<<<<
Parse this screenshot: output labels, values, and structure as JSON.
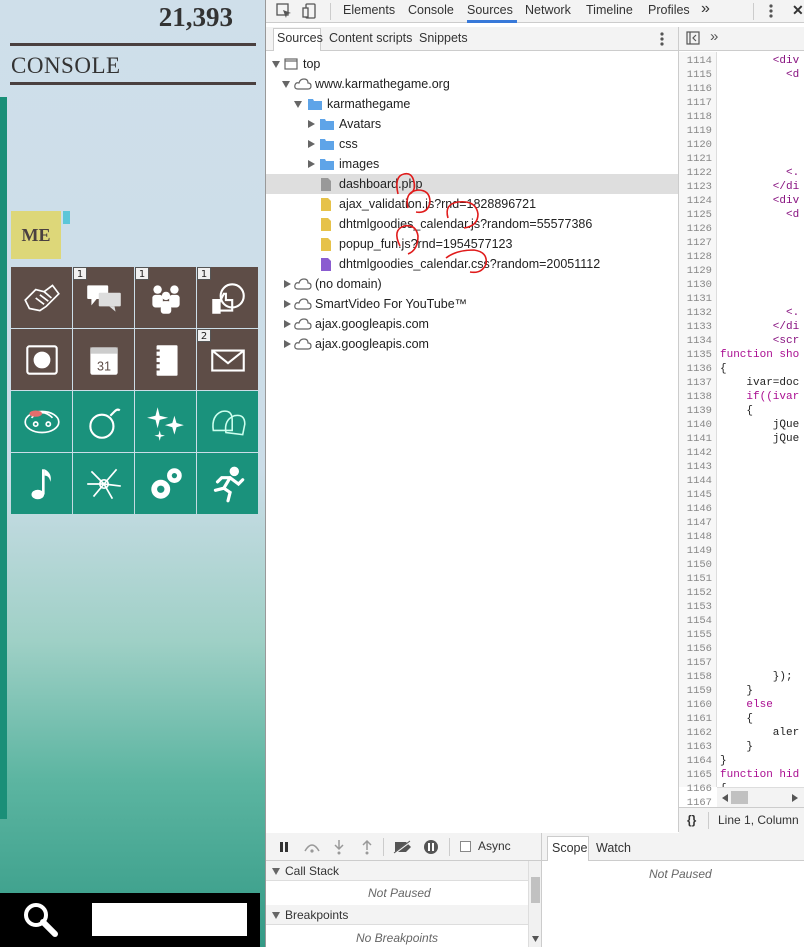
{
  "game": {
    "score": "21,393",
    "console_title": "CONSOLE",
    "me_label": "ME",
    "tiles": [
      {
        "icon": "handshake-icon",
        "badge": ""
      },
      {
        "icon": "chat-bubbles-icon",
        "badge": "1"
      },
      {
        "icon": "group-people-icon",
        "badge": "1"
      },
      {
        "icon": "thumbs-up-icon",
        "badge": "1"
      },
      {
        "icon": "safe-icon",
        "badge": ""
      },
      {
        "icon": "calendar-icon",
        "badge": ""
      },
      {
        "icon": "notebook-icon",
        "badge": ""
      },
      {
        "icon": "envelope-icon",
        "badge": "2"
      },
      {
        "icon": "turtle-icon",
        "badge": ""
      },
      {
        "icon": "bomb-icon",
        "badge": ""
      },
      {
        "icon": "sparkles-icon",
        "badge": ""
      },
      {
        "icon": "boxing-gloves-icon",
        "badge": ""
      },
      {
        "icon": "music-note-icon",
        "badge": ""
      },
      {
        "icon": "burst-icon",
        "badge": ""
      },
      {
        "icon": "gears-icon",
        "badge": ""
      },
      {
        "icon": "running-man-icon",
        "badge": ""
      }
    ],
    "calendar_day": "31"
  },
  "devtools": {
    "top_tabs": [
      "Elements",
      "Console",
      "Sources",
      "Network",
      "Timeline",
      "Profiles"
    ],
    "more_tabs": "»",
    "close": "✕",
    "sub_tabs": [
      "Sources",
      "Content scripts",
      "Snippets"
    ],
    "tree": {
      "top": "top",
      "domain": "www.karmathegame.org",
      "folder": "karmathegame",
      "subfolders": [
        "Avatars",
        "css",
        "images"
      ],
      "files": [
        "dashboard.php",
        "ajax_validation.js?rnd=1828896721",
        "dhtmlgoodies_calendar.js?random=55577386",
        "popup_fun.js?rnd=1954577123",
        "dhtmlgoodies_calendar.css?random=20051112"
      ],
      "other": [
        "(no domain)",
        "SmartVideo For YouTube™",
        "ajax.googleapis.com",
        "ajax.googleapis.com"
      ]
    },
    "line_numbers": [
      "1114",
      "1115",
      "1116",
      "1117",
      "1118",
      "1119",
      "1120",
      "1121",
      "1122",
      "1123",
      "1124",
      "1125",
      "1126",
      "1127",
      "1128",
      "1129",
      "1130",
      "1131",
      "1132",
      "1133",
      "1134",
      "1135",
      "1136",
      "1137",
      "1138",
      "1139",
      "1140",
      "1141",
      "1142",
      "1143",
      "1144",
      "1145",
      "1146",
      "1147",
      "1148",
      "1149",
      "1150",
      "1151",
      "1152",
      "1153",
      "1154",
      "1155",
      "1156",
      "1157",
      "1158",
      "1159",
      "1160",
      "1161",
      "1162",
      "1163",
      "1164",
      "1165",
      "1166",
      "1167"
    ],
    "code_lines": [
      {
        "n": 0,
        "text": "        <div",
        "cls": "tg"
      },
      {
        "n": 1,
        "text": "          <d",
        "cls": "tg"
      },
      {
        "n": 8,
        "text": "          <.",
        "cls": "tg"
      },
      {
        "n": 9,
        "text": "        </di",
        "cls": "tg"
      },
      {
        "n": 10,
        "text": "        <div",
        "cls": "tg"
      },
      {
        "n": 11,
        "text": "          <d",
        "cls": "tg"
      },
      {
        "n": 18,
        "text": "          <.",
        "cls": "tg"
      },
      {
        "n": 19,
        "text": "        </di",
        "cls": "tg"
      },
      {
        "n": 20,
        "text": "        <scr",
        "cls": "tg"
      },
      {
        "n": 21,
        "text": "function sho",
        "cls": "kw"
      },
      {
        "n": 22,
        "text": "{",
        "cls": ""
      },
      {
        "n": 23,
        "text": "    ivar=doc",
        "cls": ""
      },
      {
        "n": 24,
        "text": "    if((ivar",
        "cls": "kw"
      },
      {
        "n": 25,
        "text": "    {",
        "cls": ""
      },
      {
        "n": 26,
        "text": "        jQue",
        "cls": ""
      },
      {
        "n": 27,
        "text": "        jQue",
        "cls": ""
      },
      {
        "n": 44,
        "text": "        });",
        "cls": ""
      },
      {
        "n": 45,
        "text": "    }",
        "cls": ""
      },
      {
        "n": 46,
        "text": "    else",
        "cls": "kw"
      },
      {
        "n": 47,
        "text": "    {",
        "cls": ""
      },
      {
        "n": 48,
        "text": "        aler",
        "cls": ""
      },
      {
        "n": 49,
        "text": "    }",
        "cls": ""
      },
      {
        "n": 50,
        "text": "}",
        "cls": ""
      },
      {
        "n": 51,
        "text": "function hid",
        "cls": "kw"
      },
      {
        "n": 52,
        "text": "{",
        "cls": ""
      }
    ],
    "status": "Line 1, Column",
    "braces": "{}",
    "debugger": {
      "async_label": "Async",
      "call_stack": "Call Stack",
      "call_stack_state": "Not Paused",
      "breakpoints": "Breakpoints",
      "breakpoints_state": "No Breakpoints",
      "scope_tab": "Scope",
      "watch_tab": "Watch",
      "scope_state": "Not Paused"
    }
  }
}
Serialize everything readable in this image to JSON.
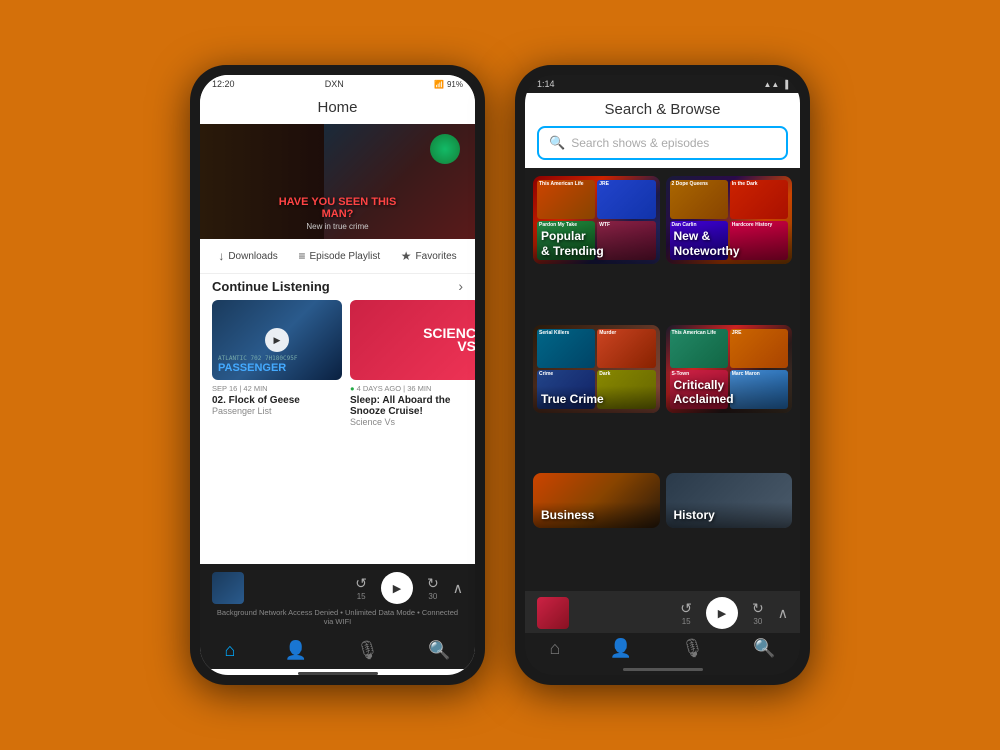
{
  "background_color": "#D4700A",
  "phone1": {
    "status_bar": {
      "time": "12:20",
      "carrier": "DXN",
      "battery": "91%"
    },
    "header": {
      "title": "Home"
    },
    "hero": {
      "main_text": "HAVE YOU SEEN THIS MAN?",
      "sub_text": "New in true crime"
    },
    "actions": [
      {
        "label": "Downloads",
        "icon": "↓"
      },
      {
        "label": "Episode Playlist",
        "icon": "≡"
      },
      {
        "label": "Favorites",
        "icon": "≡+"
      }
    ],
    "continue_listening": {
      "title": "Continue Listening",
      "items": [
        {
          "code": "ATLANTIC 702  7H180C95F",
          "label": "PASSENGER",
          "meta": "SEP 16 | 42 MIN",
          "title": "02. Flock of Geese",
          "show": "Passenger List"
        },
        {
          "label": "SCIENC VS",
          "meta": "4 DAYS AGO | 36 MIN",
          "title": "Sleep: All Aboard the Snooze Cruise!",
          "show": "Science Vs"
        }
      ]
    },
    "player": {
      "skip_back": "15",
      "skip_forward": "30"
    },
    "status_text": "Background Network Access Denied • Unlimited Data Mode • Connected via WIFI",
    "nav_items": [
      {
        "icon": "🏠",
        "active": true
      },
      {
        "icon": "👤",
        "active": false
      },
      {
        "icon": "🎙",
        "active": false
      },
      {
        "icon": "🔍",
        "active": false
      }
    ]
  },
  "phone2": {
    "status_bar": {
      "time": "1:14",
      "battery": "●●●"
    },
    "header": {
      "title": "Search & Browse"
    },
    "search_placeholder": "Search shows & episodes",
    "categories": [
      {
        "label": "Popular\n& Trending",
        "bg_class": "cat-bg-popular"
      },
      {
        "label": "New &\nNoteworthy",
        "bg_class": "cat-bg-new"
      },
      {
        "label": "True Crime",
        "bg_class": "cat-bg-crime"
      },
      {
        "label": "Critically\nAcclaimed",
        "bg_class": "cat-bg-acclaimed"
      },
      {
        "label": "Business",
        "bg_class": "cat-bg-business"
      },
      {
        "label": "History",
        "bg_class": "cat-bg-history"
      }
    ],
    "player": {
      "skip_back": "15",
      "skip_forward": "30"
    },
    "nav_items": [
      {
        "icon": "🏠",
        "active": false
      },
      {
        "icon": "👤",
        "active": false
      },
      {
        "icon": "🎙",
        "active": false
      },
      {
        "icon": "🔍",
        "active": true
      }
    ]
  }
}
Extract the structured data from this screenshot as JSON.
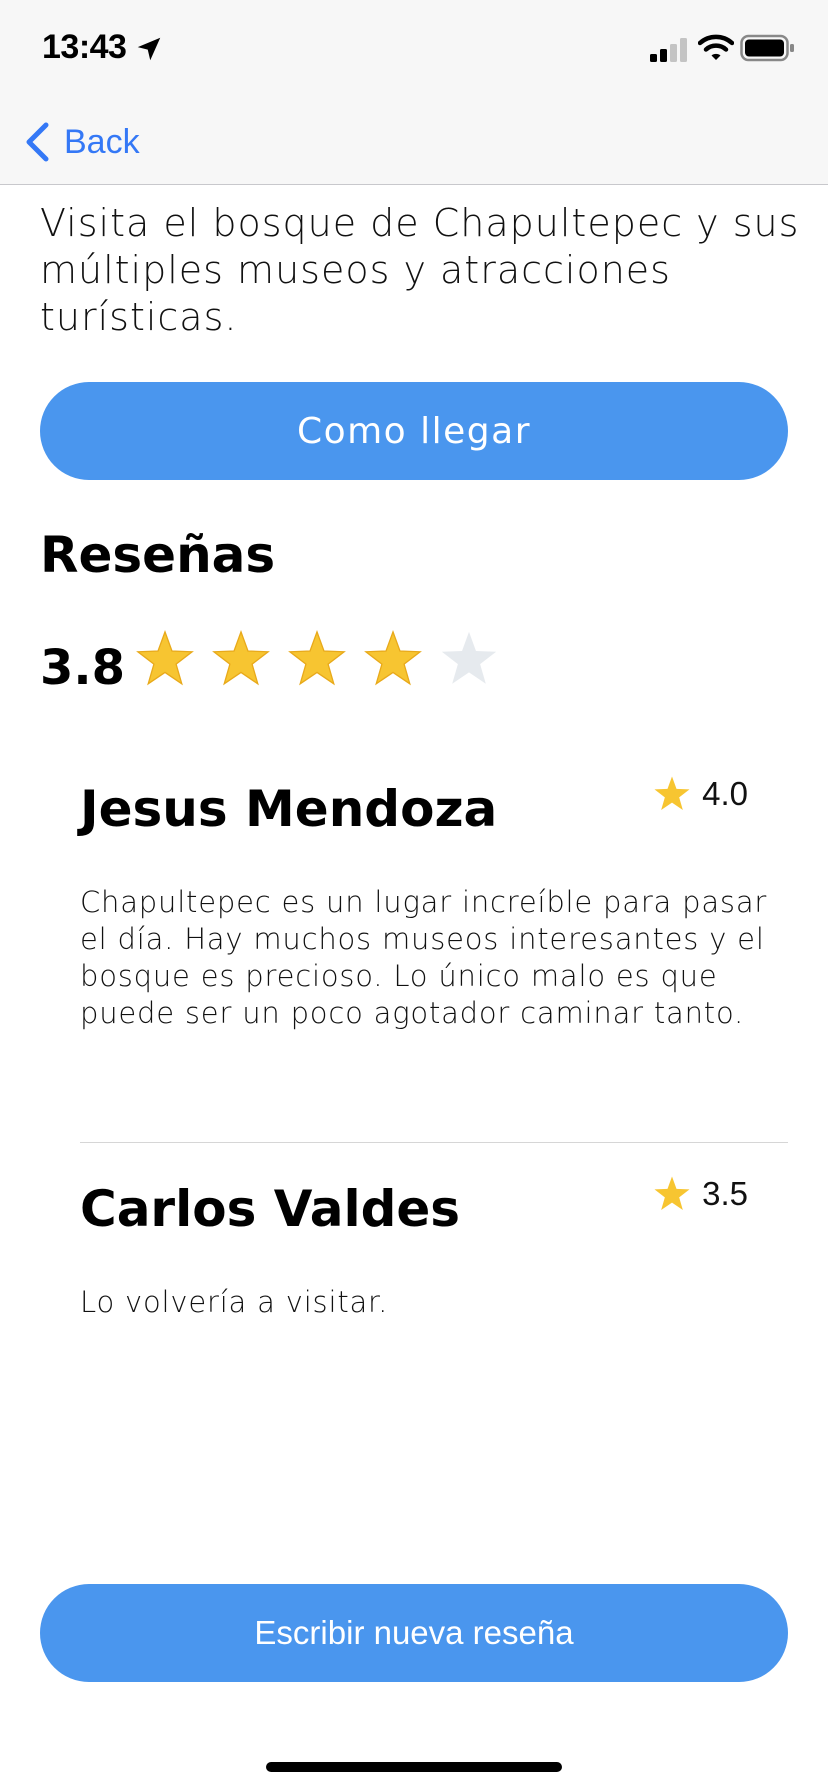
{
  "status_bar": {
    "time": "13:43",
    "icons": [
      "location-arrow-icon",
      "cellular-signal-icon",
      "wifi-icon",
      "battery-icon"
    ]
  },
  "nav": {
    "back_label": "Back",
    "back_icon": "chevron-left-icon"
  },
  "place": {
    "description": "Visita el bosque de Chapultepec y sus múltiples museos y atracciones turísticas.",
    "directions_label": "Como llegar"
  },
  "reviews_section": {
    "title": "Reseñas",
    "average": "3.8",
    "average_value": 3.8,
    "stars_filled": 4,
    "stars_total": 5,
    "star_color": "#f7c531",
    "star_empty_color": "#e6eaee"
  },
  "reviews": [
    {
      "author": "Jesus Mendoza",
      "score": "4.0",
      "body": "Chapultepec es un lugar increíble para pasar el día. Hay muchos museos interesantes y el bosque es precioso. Lo único malo es que puede ser un poco agotador caminar tanto."
    },
    {
      "author": "Carlos Valdes",
      "score": "3.5",
      "body": "Lo volvería a visitar."
    }
  ],
  "actions": {
    "new_review_label": "Escribir nueva reseña"
  },
  "colors": {
    "accent": "#4a96ee",
    "link": "#3478f6",
    "bar_background": "#f7f7f7"
  }
}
>>>>
[Instruction]
Collect each line of the entries that has the word "Paused", copying it in full.

[Response to the task]
      "call_stack_state": "Not Paused",
      "scope_state": "Not Paused"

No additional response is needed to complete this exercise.